▶ [Recorded data]
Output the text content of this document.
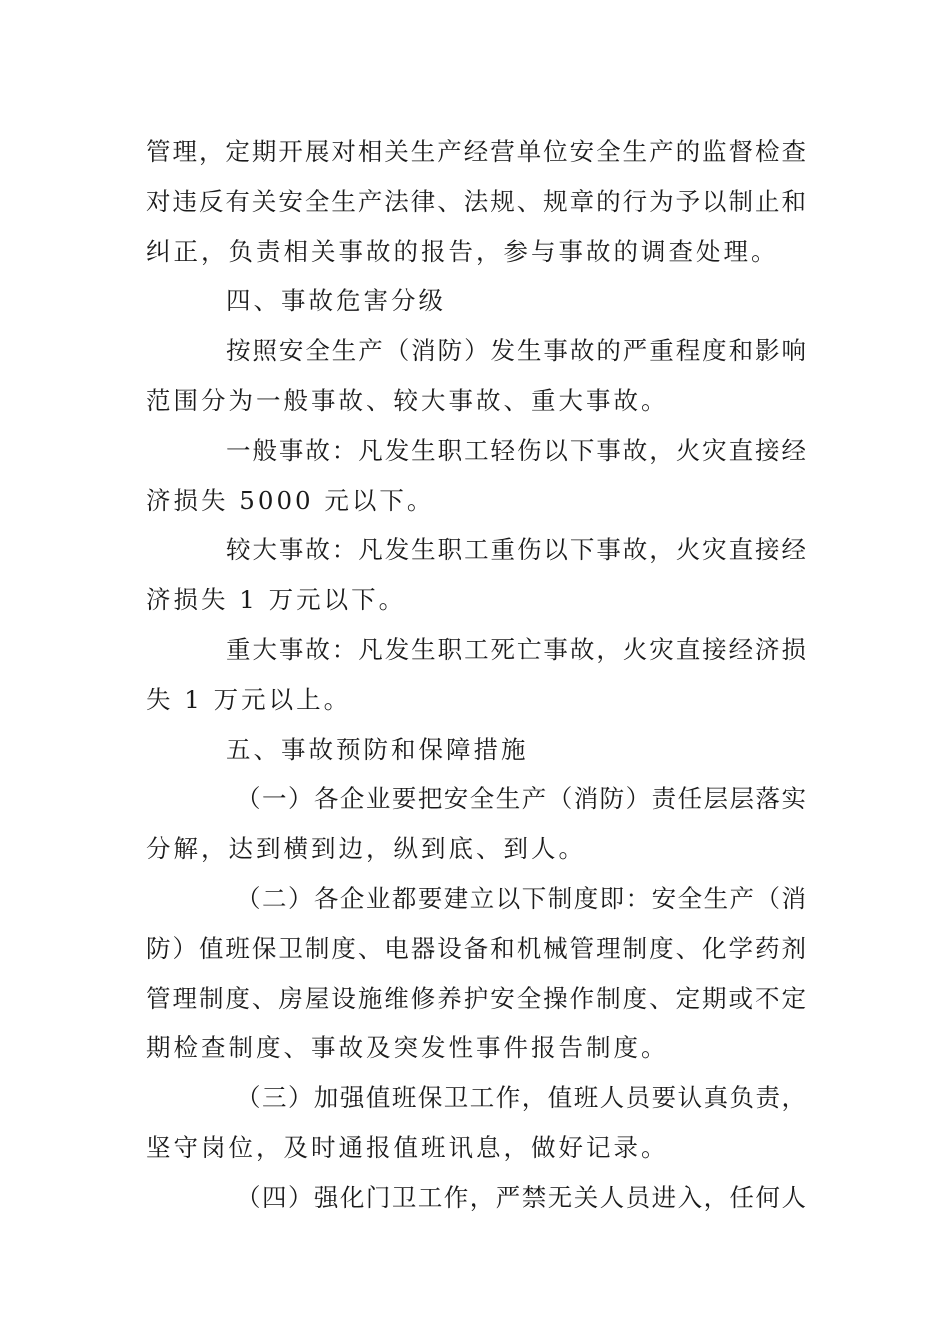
管理，定期开展对相关生产经营单位安全生产的监督检查
对违反有关安全生产法律、法规、规章的行为予以制止和
纠正，负责相关事故的报告，参与事故的调查处理。
四、事故危害分级
按照安全生产（消防）发生事故的严重程度和影响
范围分为一般事故、较大事故、重大事故。
一般事故：凡发生职工轻伤以下事故，火灾直接经
济损失 5000 元以下。
较大事故：凡发生职工重伤以下事故，火灾直接经
济损失 1 万元以下。
重大事故：凡发生职工死亡事故，火灾直接经济损
失 1 万元以上。
五、事故预防和保障措施
（一）各企业要把安全生产（消防）责任层层落实
分解，达到横到边，纵到底、到人。
（二）各企业都要建立以下制度即：安全生产（消
防）值班保卫制度、电器设备和机械管理制度、化学药剂
管理制度、房屋设施维修养护安全操作制度、定期或不定
期检查制度、事故及突发性事件报告制度。
（三）加强值班保卫工作，值班人员要认真负责，
坚守岗位，及时通报值班讯息，做好记录。
（四）强化门卫工作，严禁无关人员进入，任何人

▶ [Written exercise]
Will you set down the records word for word while leaving out every picture?

▶ [Reply to the task]
Output the text content of this document.
管理，定期开展对相关生产经营单位安全生产的监督检查
对违反有关安全生产法律、法规、规章的行为予以制止和
纠正，负责相关事故的报告，参与事故的调查处理。
四、事故危害分级
按照安全生产（消防）发生事故的严重程度和影响
范围分为一般事故、较大事故、重大事故。
一般事故：凡发生职工轻伤以下事故，火灾直接经
济损失 5000 元以下。
较大事故：凡发生职工重伤以下事故，火灾直接经
济损失 1 万元以下。
重大事故：凡发生职工死亡事故，火灾直接经济损
失 1 万元以上。
五、事故预防和保障措施
（一）各企业要把安全生产（消防）责任层层落实
分解，达到横到边，纵到底、到人。
（二）各企业都要建立以下制度即：安全生产（消
防）值班保卫制度、电器设备和机械管理制度、化学药剂
管理制度、房屋设施维修养护安全操作制度、定期或不定
期检查制度、事故及突发性事件报告制度。
（三）加强值班保卫工作，值班人员要认真负责，
坚守岗位，及时通报值班讯息，做好记录。
（四）强化门卫工作，严禁无关人员进入，任何人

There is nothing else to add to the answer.